▶ **Exercise directions**
Of all the lines in the material, how many include the word "Comparison"? Give only the number.

▶ **Entries shown**
^^^^^^^^^^^^^^^^

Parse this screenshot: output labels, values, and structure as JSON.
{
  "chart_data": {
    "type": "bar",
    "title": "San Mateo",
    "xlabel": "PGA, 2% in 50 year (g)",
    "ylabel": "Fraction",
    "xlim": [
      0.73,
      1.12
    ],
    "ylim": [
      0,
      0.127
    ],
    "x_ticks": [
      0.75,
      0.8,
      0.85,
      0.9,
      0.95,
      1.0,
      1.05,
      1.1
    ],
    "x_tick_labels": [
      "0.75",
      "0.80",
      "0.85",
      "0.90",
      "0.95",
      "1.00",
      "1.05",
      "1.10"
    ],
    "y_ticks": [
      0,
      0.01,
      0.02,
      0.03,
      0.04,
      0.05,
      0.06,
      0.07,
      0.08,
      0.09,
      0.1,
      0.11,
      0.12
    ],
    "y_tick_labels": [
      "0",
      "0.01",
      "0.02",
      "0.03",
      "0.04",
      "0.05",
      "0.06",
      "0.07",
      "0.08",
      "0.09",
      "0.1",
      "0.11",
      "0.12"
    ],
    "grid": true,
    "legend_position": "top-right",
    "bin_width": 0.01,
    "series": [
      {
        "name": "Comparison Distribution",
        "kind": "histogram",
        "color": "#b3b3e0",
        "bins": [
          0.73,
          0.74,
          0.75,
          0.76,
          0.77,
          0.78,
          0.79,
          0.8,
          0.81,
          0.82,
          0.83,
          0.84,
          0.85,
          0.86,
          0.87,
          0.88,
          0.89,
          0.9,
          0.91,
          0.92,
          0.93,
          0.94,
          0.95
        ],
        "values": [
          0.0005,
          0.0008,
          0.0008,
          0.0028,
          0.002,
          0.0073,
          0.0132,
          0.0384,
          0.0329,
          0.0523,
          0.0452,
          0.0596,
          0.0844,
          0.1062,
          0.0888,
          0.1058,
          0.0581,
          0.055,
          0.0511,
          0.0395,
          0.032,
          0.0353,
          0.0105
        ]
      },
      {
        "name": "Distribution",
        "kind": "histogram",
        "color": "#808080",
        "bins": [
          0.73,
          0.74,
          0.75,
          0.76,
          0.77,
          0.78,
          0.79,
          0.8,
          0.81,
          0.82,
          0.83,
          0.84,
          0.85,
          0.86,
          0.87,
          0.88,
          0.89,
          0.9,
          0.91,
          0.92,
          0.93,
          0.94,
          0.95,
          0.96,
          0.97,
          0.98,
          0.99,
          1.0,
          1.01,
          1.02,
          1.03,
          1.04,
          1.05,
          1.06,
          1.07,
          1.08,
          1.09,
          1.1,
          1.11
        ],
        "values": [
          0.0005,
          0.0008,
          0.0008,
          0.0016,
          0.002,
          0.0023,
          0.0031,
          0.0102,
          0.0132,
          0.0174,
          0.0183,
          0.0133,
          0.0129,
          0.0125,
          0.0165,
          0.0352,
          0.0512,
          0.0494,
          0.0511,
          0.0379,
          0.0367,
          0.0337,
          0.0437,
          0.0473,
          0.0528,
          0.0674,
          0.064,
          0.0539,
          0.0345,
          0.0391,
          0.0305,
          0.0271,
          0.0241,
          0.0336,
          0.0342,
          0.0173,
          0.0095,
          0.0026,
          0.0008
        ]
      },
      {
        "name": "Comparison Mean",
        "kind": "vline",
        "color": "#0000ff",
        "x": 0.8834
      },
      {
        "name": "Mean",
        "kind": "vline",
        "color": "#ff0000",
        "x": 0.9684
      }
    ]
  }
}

^^^^^^^^^^^^^^^^

▶ **Exercise solution**
2